_TEXT EXTRACT_.

## start

FROM TRANSACTION DATA

Technical field

The invention relates to a system for retrieving privacy-filtered information from transaction data and other data sources.

Background

In today's globally networked society person-specific data is created at a dazzling pace. A part of this data is transaction data. The latter comprises amongst others financial transaction data, which is confidential by nature, and can therefore not be made available publicly in its raw original form. A known solution to guarantee confidentiality is by reporting only aggregate statistical information on a very general level. This however eliminates a lot of the potential the data offers. Producing anonymous data that remains specific enough to be useful is often a very difficult task, and practice today tends to either incorrectly believe confidentiality is maintained when it is not or to produce data that is practically useless.

US 7,269,578 discloses a concept for anonymizing data according to an anonymity criterion called k-anonymity. Given person-specific data organized in fields and entries, the data is said to have the k-anonymity property if the information for each person contained in the data cannot be distinguished from at least k-1 individuals whose information also appears in the data set. The concept disclosed in US 7,269,578 is however limited to the anonymization of data, without consideration of the further processing nor the specific nature of the data. In contrast to this, the present invention is not limited to anonymizing data and includes several other key aspects concerned with the processing of the data. Furthermore, the concept disclosed in this document is adapted for data of a specific nature, i.e. transaction data and data relating to it.

## end

_PROMPT A_. In the patent text, what anonymity criterion does US 7,269,578 use to anonymize data?
_PROMPT B_. Reproduce everything in the patent text from "Technical field" down to "is practically useless.".

_DATASET CONTENT_.
## start

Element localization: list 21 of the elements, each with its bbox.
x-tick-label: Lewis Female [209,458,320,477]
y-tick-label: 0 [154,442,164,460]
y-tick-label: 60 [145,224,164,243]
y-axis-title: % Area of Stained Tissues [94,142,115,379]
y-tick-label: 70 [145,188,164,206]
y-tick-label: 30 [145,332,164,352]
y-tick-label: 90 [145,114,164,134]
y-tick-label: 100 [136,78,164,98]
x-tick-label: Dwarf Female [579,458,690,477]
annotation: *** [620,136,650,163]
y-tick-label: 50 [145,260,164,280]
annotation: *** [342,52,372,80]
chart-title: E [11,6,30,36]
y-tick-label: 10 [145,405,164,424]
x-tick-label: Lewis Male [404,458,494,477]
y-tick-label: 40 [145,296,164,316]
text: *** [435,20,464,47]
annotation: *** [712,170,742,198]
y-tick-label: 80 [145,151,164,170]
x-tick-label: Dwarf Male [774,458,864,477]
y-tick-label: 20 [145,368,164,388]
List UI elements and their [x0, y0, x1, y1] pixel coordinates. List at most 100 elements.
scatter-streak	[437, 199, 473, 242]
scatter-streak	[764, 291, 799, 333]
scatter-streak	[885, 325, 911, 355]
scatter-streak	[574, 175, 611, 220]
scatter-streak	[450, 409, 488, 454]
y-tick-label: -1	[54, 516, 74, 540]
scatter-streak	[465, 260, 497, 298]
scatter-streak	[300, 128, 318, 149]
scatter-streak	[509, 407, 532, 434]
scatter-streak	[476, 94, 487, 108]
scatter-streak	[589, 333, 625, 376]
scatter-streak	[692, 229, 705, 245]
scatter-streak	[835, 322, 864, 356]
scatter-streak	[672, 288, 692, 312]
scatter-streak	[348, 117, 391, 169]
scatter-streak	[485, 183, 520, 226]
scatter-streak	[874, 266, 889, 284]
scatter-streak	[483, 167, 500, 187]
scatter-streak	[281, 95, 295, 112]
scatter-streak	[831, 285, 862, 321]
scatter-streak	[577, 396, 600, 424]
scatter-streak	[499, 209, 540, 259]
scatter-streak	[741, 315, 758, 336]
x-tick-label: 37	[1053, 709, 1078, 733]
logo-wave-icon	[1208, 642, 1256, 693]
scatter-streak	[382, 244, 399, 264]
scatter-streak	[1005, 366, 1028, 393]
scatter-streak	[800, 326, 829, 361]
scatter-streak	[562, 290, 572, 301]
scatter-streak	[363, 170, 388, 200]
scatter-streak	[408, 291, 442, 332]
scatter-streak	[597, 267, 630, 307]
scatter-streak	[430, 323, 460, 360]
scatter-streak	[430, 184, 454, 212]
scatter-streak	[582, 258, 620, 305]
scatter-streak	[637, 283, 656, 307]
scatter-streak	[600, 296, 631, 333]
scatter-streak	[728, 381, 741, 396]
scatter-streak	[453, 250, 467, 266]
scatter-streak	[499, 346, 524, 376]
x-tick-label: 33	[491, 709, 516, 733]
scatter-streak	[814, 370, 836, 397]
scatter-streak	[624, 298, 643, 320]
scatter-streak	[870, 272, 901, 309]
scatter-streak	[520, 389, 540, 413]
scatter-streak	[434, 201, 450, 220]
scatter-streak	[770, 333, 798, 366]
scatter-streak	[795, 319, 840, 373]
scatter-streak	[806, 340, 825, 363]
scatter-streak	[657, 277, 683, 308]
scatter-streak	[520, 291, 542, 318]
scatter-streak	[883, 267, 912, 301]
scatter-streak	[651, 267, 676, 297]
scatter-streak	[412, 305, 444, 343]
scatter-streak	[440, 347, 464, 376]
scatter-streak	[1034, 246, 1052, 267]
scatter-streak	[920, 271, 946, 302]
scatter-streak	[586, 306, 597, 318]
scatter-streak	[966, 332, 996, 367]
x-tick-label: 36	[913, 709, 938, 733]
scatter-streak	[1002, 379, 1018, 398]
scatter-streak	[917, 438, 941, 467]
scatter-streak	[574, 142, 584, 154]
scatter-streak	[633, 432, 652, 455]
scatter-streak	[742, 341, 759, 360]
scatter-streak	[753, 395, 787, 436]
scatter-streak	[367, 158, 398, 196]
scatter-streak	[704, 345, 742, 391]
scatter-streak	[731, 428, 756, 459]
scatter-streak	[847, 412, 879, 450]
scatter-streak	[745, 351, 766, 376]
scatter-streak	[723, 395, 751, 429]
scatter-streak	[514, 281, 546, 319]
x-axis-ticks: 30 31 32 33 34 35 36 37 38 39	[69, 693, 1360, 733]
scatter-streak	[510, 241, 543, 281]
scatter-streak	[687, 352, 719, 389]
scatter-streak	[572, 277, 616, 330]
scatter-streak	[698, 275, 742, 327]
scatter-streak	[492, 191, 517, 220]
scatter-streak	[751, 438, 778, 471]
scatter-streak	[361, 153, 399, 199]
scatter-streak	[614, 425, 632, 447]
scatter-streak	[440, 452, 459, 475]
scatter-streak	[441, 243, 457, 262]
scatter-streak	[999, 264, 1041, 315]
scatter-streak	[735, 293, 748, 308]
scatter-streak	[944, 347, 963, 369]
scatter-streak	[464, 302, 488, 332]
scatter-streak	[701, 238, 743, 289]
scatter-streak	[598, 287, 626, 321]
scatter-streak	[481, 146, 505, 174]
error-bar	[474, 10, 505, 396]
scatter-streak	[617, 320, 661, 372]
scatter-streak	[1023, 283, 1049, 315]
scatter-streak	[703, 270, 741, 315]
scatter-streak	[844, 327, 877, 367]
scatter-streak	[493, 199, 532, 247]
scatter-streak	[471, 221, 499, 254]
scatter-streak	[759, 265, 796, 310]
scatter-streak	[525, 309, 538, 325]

## end

_TASK SOLUTION A_. k-anonymity

_TASK SOLUTION B_.
Technical field

The invention relates to a system for retrieving privacy-filtered information from transaction data and other data sources.

Background

In today's globally networked society person-specific data is created at a dazzling pace. A part of this data is transaction data. The latter comprises amongst others financial transaction data, which is confidential by nature, and can therefore not be made available publicly in its raw original form. A known solution to guarantee confidentiality is by reporting only aggregate statistical information on a very general level. This however eliminates a lot of the potential the data offers. Producing anonymous data that remains specific enough to be useful is often a very difficult task, and practice today tends to either incorrectly believe confidentiality is maintained when it is not or to produce data that is practically useless.